▶ _Stated exercise_: Every line of the records below should be restated exactly.

▶ _Records shown_:
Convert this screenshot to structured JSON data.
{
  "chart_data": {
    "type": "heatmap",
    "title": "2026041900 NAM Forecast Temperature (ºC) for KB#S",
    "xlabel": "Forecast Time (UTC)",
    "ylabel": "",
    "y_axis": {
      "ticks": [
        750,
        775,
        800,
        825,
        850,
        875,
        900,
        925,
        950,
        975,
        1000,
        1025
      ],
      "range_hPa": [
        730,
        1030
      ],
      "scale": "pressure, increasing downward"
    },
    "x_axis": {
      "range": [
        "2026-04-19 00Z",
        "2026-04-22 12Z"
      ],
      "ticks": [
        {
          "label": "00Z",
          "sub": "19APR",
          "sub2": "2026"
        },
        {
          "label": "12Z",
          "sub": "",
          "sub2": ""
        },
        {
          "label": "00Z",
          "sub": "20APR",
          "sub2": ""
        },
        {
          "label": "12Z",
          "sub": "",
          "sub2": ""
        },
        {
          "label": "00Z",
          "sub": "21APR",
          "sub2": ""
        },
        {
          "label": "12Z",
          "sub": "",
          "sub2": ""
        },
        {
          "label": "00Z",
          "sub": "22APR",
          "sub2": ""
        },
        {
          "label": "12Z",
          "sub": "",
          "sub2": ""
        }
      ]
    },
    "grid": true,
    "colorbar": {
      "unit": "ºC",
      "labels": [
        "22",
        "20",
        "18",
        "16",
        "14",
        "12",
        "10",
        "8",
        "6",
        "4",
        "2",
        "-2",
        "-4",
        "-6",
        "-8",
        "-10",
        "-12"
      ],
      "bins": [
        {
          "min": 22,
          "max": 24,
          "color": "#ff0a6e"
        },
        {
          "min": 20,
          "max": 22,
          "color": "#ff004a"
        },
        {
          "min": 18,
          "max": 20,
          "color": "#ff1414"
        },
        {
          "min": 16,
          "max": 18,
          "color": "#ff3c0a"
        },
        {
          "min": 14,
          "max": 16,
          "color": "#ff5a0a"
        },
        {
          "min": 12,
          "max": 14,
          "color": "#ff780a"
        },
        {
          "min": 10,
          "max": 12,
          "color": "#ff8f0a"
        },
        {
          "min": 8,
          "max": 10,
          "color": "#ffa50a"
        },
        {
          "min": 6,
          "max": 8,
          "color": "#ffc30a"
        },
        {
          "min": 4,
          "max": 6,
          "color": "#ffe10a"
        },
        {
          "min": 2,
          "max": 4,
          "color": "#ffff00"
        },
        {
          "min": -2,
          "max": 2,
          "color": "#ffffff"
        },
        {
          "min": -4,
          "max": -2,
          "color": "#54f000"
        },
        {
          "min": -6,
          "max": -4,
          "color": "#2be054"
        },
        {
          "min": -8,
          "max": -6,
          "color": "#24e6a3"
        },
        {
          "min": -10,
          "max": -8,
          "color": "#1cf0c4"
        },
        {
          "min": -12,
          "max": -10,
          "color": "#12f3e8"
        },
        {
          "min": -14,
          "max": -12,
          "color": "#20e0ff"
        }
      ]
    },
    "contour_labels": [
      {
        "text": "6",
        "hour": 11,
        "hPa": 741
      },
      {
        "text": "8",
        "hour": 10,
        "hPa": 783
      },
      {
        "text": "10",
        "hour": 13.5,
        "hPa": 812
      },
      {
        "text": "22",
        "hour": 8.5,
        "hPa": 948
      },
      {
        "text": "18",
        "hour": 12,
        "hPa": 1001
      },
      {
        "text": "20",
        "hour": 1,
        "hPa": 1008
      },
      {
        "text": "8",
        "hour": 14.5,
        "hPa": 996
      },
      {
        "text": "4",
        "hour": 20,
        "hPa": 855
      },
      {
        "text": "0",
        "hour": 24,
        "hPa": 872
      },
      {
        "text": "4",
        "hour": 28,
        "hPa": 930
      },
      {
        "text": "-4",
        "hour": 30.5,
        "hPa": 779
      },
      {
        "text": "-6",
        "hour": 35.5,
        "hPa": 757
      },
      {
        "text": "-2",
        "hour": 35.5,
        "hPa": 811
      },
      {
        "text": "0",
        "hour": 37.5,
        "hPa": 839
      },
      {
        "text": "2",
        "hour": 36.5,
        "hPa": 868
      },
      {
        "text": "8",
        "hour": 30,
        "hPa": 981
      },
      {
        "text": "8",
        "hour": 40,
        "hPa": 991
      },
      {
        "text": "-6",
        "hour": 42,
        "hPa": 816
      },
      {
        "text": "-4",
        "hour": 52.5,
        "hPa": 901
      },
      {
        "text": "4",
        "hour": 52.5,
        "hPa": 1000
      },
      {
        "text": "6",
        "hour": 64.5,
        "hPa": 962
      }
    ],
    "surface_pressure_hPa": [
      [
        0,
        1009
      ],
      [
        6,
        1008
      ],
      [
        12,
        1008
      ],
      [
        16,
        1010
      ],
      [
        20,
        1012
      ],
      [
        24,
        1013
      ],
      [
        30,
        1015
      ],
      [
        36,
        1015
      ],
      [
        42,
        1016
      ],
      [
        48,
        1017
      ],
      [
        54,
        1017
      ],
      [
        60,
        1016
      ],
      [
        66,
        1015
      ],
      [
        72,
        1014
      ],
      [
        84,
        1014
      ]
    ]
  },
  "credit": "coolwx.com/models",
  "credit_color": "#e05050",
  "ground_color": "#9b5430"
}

▶ _Output of the exercise_:
Convert this screenshot to structured JSON data.
{
  "chart_data": {
    "type": "heatmap",
    "title": "2026041900 NAM Forecast Temperature (ºC) for KB#S",
    "xlabel": "Forecast Time (UTC)",
    "ylabel": "",
    "y_axis": {
      "ticks": [
        750,
        775,
        800,
        825,
        850,
        875,
        900,
        925,
        950,
        975,
        1000,
        1025
      ],
      "range_hPa": [
        730,
        1030
      ],
      "scale": "pressure, increasing downward"
    },
    "x_axis": {
      "range": [
        "2026-04-19 00Z",
        "2026-04-22 12Z"
      ],
      "ticks": [
        {
          "label": "00Z",
          "sub": "19APR",
          "sub2": "2026"
        },
        {
          "label": "12Z",
          "sub": "",
          "sub2": ""
        },
        {
          "label": "00Z",
          "sub": "20APR",
          "sub2": ""
        },
        {
          "label": "12Z",
          "sub": "",
          "sub2": ""
        },
        {
          "label": "00Z",
          "sub": "21APR",
          "sub2": ""
        },
        {
          "label": "12Z",
          "sub": "",
          "sub2": ""
        },
        {
          "label": "00Z",
          "sub": "22APR",
          "sub2": ""
        },
        {
          "label": "12Z",
          "sub": "",
          "sub2": ""
        }
      ]
    },
    "grid": true,
    "colorbar": {
      "unit": "ºC",
      "labels": [
        "22",
        "20",
        "18",
        "16",
        "14",
        "12",
        "10",
        "8",
        "6",
        "4",
        "2",
        "-2",
        "-4",
        "-6",
        "-8",
        "-10",
        "-12"
      ],
      "bins": [
        {
          "min": 22,
          "max": 24,
          "color": "#ff0a6e"
        },
        {
          "min": 20,
          "max": 22,
          "color": "#ff004a"
        },
        {
          "min": 18,
          "max": 20,
          "color": "#ff1414"
        },
        {
          "min": 16,
          "max": 18,
          "color": "#ff3c0a"
        },
        {
          "min": 14,
          "max": 16,
          "color": "#ff5a0a"
        },
        {
          "min": 12,
          "max": 14,
          "color": "#ff780a"
        },
        {
          "min": 10,
          "max": 12,
          "color": "#ff8f0a"
        },
        {
          "min": 8,
          "max": 10,
          "color": "#ffa50a"
        },
        {
          "min": 6,
          "max": 8,
          "color": "#ffc30a"
        },
        {
          "min": 4,
          "max": 6,
          "color": "#ffe10a"
        },
        {
          "min": 2,
          "max": 4,
          "color": "#ffff00"
        },
        {
          "min": -2,
          "max": 2,
          "color": "#ffffff"
        },
        {
          "min": -4,
          "max": -2,
          "color": "#54f000"
        },
        {
          "min": -6,
          "max": -4,
          "color": "#2be054"
        },
        {
          "min": -8,
          "max": -6,
          "color": "#24e6a3"
        },
        {
          "min": -10,
          "max": -8,
          "color": "#1cf0c4"
        },
        {
          "min": -12,
          "max": -10,
          "color": "#12f3e8"
        },
        {
          "min": -14,
          "max": -12,
          "color": "#20e0ff"
        }
      ]
    },
    "contour_labels": [
      {
        "text": "6",
        "hour": 11,
        "hPa": 741
      },
      {
        "text": "8",
        "hour": 10,
        "hPa": 783
      },
      {
        "text": "10",
        "hour": 13.5,
        "hPa": 812
      },
      {
        "text": "22",
        "hour": 8.5,
        "hPa": 948
      },
      {
        "text": "18",
        "hour": 12,
        "hPa": 1001
      },
      {
        "text": "20",
        "hour": 1,
        "hPa": 1008
      },
      {
        "text": "8",
        "hour": 14.5,
        "hPa": 996
      },
      {
        "text": "4",
        "hour": 20,
        "hPa": 855
      },
      {
        "text": "0",
        "hour": 24,
        "hPa": 872
      },
      {
        "text": "4",
        "hour": 28,
        "hPa": 930
      },
      {
        "text": "-4",
        "hour": 30.5,
        "hPa": 779
      },
      {
        "text": "-6",
        "hour": 35.5,
        "hPa": 757
      },
      {
        "text": "-2",
        "hour": 35.5,
        "hPa": 811
      },
      {
        "text": "0",
        "hour": 37.5,
        "hPa": 839
      },
      {
        "text": "2",
        "hour": 36.5,
        "hPa": 868
      },
      {
        "text": "8",
        "hour": 30,
        "hPa": 981
      },
      {
        "text": "8",
        "hour": 40,
        "hPa": 991
      },
      {
        "text": "-6",
        "hour": 42,
        "hPa": 816
      },
      {
        "text": "-4",
        "hour": 52.5,
        "hPa": 901
      },
      {
        "text": "4",
        "hour": 52.5,
        "hPa": 1000
      },
      {
        "text": "6",
        "hour": 64.5,
        "hPa": 962
      }
    ],
    "surface_pressure_hPa": [
      [
        0,
        1009
      ],
      [
        6,
        1008
      ],
      [
        12,
        1008
      ],
      [
        16,
        1010
      ],
      [
        20,
        1012
      ],
      [
        24,
        1013
      ],
      [
        30,
        1015
      ],
      [
        36,
        1015
      ],
      [
        42,
        1016
      ],
      [
        48,
        1017
      ],
      [
        54,
        1017
      ],
      [
        60,
        1016
      ],
      [
        66,
        1015
      ],
      [
        72,
        1014
      ],
      [
        84,
        1014
      ]
    ]
  },
  "credit": "coolwx.com/models",
  "credit_color": "#e05050",
  "ground_color": "#9b5430"
}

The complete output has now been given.